-- Start Supplied material --

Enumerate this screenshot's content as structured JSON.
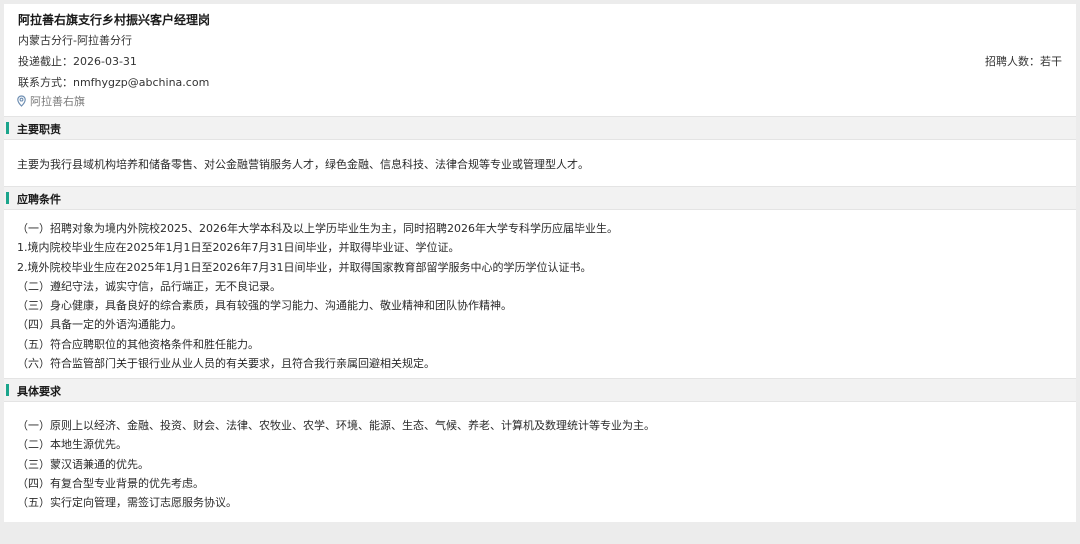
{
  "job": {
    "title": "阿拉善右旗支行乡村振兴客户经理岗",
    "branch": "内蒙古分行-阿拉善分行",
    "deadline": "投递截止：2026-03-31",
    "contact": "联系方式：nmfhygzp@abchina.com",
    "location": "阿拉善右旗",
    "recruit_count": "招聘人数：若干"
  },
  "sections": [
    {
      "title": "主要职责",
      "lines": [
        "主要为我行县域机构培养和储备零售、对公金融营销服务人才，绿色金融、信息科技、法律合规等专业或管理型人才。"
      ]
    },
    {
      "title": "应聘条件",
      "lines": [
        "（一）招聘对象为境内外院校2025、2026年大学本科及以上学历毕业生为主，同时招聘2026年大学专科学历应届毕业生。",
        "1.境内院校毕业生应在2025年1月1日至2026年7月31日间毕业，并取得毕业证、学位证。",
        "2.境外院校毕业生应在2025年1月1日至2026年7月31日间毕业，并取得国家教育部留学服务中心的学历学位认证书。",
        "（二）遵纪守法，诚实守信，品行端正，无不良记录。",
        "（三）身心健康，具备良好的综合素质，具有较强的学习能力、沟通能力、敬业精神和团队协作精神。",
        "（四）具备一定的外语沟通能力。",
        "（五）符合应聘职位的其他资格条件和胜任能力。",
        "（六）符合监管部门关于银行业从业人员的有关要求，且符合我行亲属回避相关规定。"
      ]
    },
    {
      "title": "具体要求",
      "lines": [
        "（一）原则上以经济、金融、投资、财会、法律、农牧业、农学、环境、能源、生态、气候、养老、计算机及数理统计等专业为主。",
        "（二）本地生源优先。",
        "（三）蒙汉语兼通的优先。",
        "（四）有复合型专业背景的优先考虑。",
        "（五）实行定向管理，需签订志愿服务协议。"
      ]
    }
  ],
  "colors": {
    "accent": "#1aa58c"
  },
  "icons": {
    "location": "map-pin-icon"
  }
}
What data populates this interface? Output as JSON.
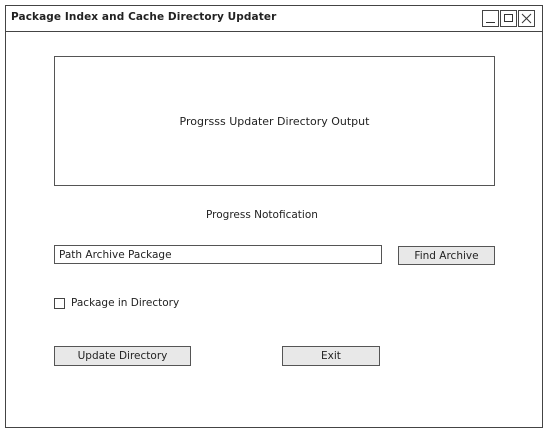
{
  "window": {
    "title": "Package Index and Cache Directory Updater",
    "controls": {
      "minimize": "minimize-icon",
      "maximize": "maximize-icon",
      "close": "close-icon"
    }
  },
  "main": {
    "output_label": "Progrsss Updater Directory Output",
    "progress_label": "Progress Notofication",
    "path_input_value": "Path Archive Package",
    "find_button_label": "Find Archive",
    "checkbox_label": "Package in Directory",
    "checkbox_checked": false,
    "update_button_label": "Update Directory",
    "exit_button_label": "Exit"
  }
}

-- End Supplied material --
-- Start Supplied material --

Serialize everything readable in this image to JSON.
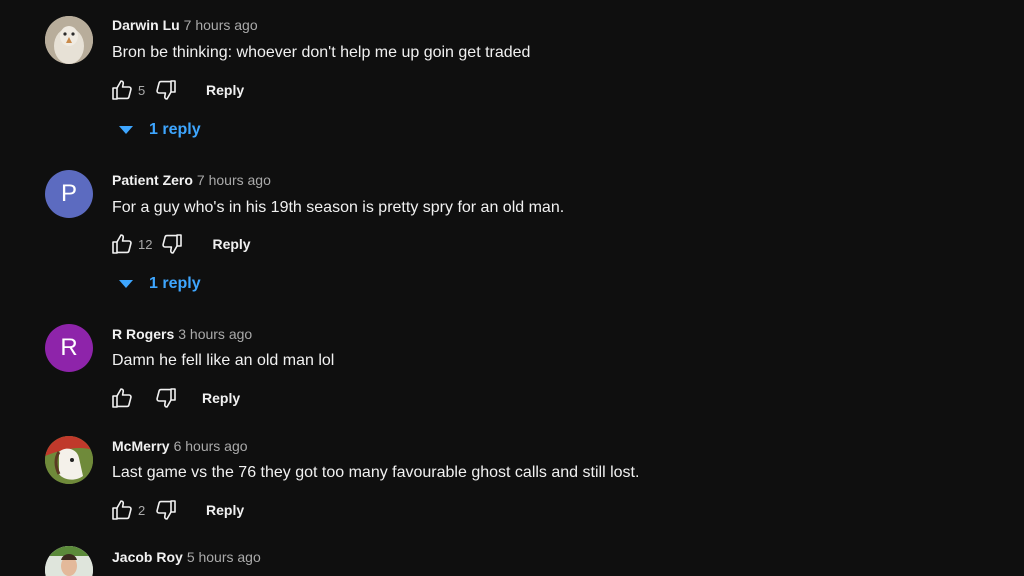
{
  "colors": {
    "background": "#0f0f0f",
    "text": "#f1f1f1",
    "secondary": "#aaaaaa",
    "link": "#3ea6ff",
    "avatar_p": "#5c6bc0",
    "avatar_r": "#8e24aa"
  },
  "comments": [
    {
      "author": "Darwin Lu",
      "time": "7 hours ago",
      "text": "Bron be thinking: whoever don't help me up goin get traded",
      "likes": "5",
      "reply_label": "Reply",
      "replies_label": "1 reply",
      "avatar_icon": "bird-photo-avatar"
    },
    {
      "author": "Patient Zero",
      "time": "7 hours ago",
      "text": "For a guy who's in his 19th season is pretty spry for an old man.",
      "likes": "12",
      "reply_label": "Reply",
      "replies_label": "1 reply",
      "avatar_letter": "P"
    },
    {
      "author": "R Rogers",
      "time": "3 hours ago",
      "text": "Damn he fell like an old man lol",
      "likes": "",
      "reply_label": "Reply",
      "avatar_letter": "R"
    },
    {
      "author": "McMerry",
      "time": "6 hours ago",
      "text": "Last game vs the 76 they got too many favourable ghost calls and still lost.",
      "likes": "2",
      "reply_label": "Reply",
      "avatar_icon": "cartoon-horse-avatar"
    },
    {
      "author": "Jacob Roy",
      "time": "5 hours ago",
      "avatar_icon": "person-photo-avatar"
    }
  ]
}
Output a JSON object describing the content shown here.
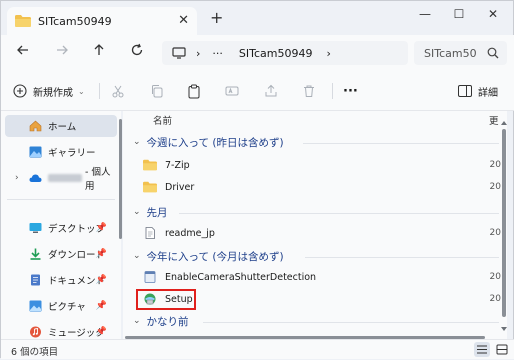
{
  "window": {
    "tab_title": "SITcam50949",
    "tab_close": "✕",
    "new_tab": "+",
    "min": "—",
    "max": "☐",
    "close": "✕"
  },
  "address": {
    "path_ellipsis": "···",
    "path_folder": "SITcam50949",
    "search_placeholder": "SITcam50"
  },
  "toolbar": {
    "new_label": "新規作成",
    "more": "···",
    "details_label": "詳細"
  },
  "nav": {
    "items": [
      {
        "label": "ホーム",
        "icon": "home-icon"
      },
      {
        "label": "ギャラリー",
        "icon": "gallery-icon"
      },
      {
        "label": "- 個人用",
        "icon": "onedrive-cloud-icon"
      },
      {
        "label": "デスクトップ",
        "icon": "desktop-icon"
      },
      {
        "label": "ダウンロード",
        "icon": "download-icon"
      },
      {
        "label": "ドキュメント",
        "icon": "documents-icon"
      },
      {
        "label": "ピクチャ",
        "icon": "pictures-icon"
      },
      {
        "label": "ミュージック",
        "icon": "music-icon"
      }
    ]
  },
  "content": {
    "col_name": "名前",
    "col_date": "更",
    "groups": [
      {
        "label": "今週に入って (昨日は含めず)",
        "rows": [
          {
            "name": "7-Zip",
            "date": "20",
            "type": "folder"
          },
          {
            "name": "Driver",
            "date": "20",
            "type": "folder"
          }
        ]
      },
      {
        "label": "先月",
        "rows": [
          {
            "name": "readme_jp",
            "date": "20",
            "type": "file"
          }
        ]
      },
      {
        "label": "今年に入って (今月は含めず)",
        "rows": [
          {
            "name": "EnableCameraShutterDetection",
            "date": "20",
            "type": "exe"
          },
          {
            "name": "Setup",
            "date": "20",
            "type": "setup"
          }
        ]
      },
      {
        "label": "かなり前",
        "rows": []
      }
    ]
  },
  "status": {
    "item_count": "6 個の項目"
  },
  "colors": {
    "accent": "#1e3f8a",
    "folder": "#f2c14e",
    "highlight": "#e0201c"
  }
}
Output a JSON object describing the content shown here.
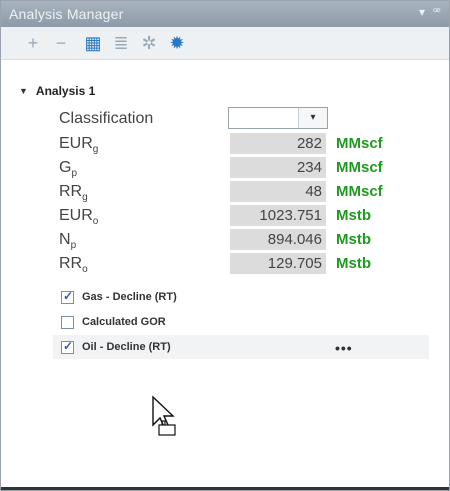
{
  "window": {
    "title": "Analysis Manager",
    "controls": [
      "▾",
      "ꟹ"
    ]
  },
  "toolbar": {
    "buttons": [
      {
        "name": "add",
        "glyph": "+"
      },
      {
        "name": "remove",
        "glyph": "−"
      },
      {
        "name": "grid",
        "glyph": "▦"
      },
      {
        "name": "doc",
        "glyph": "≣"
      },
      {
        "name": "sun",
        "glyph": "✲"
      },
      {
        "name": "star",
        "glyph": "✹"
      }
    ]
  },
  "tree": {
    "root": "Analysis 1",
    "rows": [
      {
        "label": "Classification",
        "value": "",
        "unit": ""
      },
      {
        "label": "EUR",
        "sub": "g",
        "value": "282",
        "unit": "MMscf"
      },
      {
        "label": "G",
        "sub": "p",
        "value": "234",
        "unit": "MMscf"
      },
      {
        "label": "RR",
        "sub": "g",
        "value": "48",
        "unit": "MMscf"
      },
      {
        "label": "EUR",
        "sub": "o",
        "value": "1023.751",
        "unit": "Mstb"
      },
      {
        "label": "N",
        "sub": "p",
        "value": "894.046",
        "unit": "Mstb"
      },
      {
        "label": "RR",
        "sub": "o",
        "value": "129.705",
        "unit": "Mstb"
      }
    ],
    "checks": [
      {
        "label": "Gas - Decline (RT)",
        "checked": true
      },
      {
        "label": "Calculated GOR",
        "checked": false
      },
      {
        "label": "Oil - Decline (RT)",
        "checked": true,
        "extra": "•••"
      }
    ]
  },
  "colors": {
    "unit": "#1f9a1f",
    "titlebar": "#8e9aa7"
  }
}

-- End Supplied material --
-- Start Supplied material --

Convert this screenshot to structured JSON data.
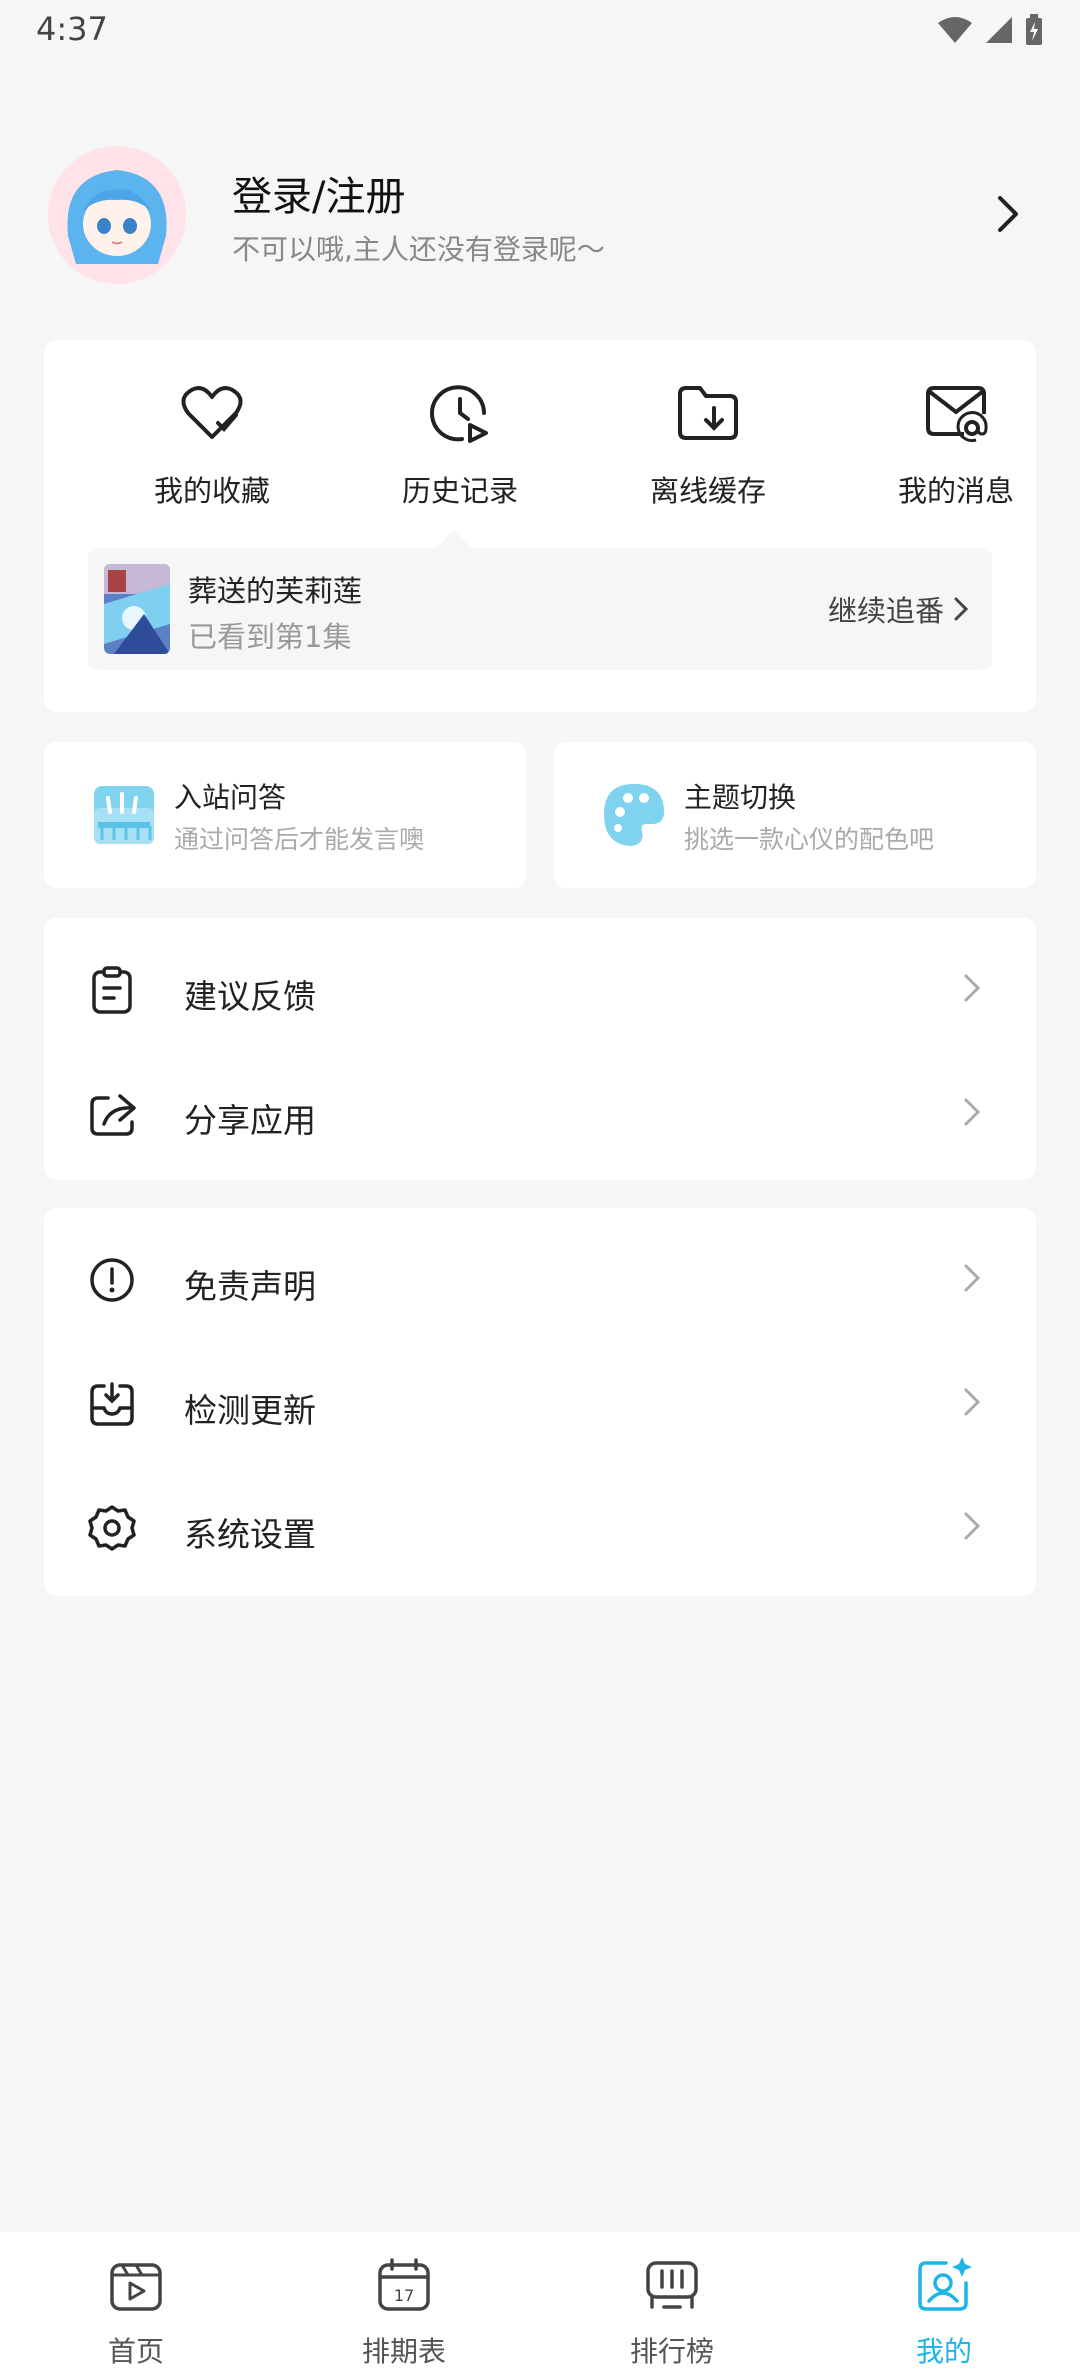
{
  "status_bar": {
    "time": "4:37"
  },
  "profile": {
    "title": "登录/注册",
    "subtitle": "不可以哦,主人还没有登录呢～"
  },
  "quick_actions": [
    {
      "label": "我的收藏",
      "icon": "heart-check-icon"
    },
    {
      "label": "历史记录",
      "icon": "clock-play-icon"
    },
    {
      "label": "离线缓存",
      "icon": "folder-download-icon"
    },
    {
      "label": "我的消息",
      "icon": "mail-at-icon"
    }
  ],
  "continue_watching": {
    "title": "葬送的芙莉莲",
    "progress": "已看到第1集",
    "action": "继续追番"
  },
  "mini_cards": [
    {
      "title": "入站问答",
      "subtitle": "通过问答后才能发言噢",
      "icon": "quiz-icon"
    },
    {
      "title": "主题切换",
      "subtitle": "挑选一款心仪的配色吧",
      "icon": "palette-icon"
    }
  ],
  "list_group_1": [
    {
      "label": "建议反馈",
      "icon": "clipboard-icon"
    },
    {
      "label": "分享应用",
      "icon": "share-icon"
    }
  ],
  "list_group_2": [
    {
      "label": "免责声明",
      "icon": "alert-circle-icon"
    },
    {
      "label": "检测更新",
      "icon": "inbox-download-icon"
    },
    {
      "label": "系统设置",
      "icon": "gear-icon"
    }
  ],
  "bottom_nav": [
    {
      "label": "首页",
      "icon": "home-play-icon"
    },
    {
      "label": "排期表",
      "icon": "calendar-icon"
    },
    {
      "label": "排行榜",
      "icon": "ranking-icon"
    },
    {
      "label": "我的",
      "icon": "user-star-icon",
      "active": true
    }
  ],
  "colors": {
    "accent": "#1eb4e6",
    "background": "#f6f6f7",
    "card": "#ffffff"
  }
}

-- End Supplied material --

Task goal
Return every line containing "play".

Result
      "icon": "clock-play-icon"
      "icon": "home-play-icon"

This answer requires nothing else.